§ **Dataset entries**:

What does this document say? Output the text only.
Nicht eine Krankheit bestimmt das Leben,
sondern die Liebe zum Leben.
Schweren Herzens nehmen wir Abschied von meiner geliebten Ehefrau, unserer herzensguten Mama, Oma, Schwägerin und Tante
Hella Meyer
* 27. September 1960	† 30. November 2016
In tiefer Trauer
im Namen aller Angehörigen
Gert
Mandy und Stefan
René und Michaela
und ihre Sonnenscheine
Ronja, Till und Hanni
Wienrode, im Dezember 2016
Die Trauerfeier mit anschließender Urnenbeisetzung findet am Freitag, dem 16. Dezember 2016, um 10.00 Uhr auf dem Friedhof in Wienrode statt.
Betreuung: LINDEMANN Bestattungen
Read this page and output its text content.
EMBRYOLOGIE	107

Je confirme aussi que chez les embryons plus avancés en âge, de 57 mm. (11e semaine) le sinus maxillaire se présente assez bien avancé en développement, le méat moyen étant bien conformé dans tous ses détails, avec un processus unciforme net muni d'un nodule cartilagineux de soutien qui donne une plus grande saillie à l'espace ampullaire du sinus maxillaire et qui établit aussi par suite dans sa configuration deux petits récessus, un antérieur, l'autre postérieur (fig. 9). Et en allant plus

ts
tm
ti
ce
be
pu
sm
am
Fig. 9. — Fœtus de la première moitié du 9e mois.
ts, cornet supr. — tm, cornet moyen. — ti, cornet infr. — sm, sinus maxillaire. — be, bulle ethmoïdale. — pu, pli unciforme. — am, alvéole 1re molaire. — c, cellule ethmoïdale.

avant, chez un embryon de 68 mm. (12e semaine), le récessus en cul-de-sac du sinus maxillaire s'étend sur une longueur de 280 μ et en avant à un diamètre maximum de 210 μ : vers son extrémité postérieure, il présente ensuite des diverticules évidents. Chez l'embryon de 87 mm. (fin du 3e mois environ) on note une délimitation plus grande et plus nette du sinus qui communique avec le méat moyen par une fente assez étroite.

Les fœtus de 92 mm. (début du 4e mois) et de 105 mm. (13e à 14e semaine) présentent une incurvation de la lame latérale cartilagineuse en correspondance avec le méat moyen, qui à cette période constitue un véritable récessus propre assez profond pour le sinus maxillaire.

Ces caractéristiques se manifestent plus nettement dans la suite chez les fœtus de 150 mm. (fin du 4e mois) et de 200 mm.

* * *

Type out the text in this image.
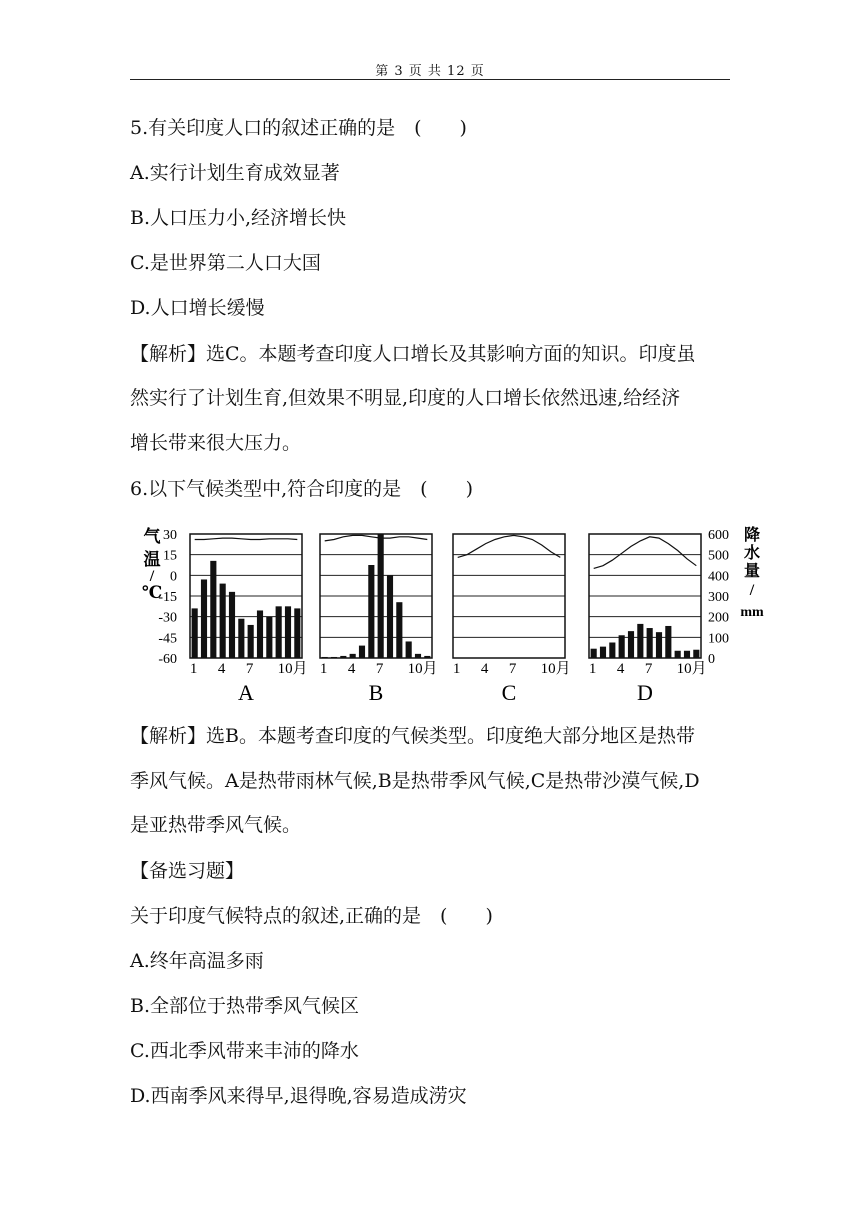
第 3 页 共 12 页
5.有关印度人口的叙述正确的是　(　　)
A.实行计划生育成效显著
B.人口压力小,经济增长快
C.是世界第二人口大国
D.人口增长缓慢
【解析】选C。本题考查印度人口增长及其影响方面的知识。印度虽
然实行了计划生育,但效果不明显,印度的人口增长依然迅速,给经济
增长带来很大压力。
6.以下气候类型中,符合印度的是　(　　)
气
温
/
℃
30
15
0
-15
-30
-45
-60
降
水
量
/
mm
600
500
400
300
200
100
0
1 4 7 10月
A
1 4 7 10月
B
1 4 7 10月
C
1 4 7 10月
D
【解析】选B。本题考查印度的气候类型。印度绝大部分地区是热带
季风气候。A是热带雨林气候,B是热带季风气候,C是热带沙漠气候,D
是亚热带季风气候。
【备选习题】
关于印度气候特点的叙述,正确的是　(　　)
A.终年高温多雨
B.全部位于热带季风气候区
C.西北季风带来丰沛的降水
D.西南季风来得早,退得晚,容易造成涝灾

§ **Task requirements**: Lines that hold "grande" are the ones to copy; find all of them.

§ **Written answer**:
Je confirme aussi que chez les embryons plus avancés en âge, de 57 mm. (11e semaine) le sinus maxillaire se présente assez bien avancé en développement, le méat moyen étant bien conformé dans tous ses détails, avec un processus unciforme net muni d'un nodule cartilagineux de soutien qui donne une plus grande saillie à l'espace ampullaire du sinus maxillaire et qui établit aussi par suite dans sa configuration deux petits récessus, un antérieur, l'autre postérieur (fig. 9). Et en allant plus
avant, chez un embryon de 68 mm. (12e semaine), le récessus en cul-de-sac du sinus maxillaire s'étend sur une longueur de 280 μ et en avant à un diamètre maximum de 210 μ : vers son extrémité postérieure, il présente ensuite des diverticules évidents. Chez l'embryon de 87 mm. (fin du 3e mois environ) on note une délimitation plus grande et plus nette du sinus qui communique avec le méat moyen par une fente assez étroite.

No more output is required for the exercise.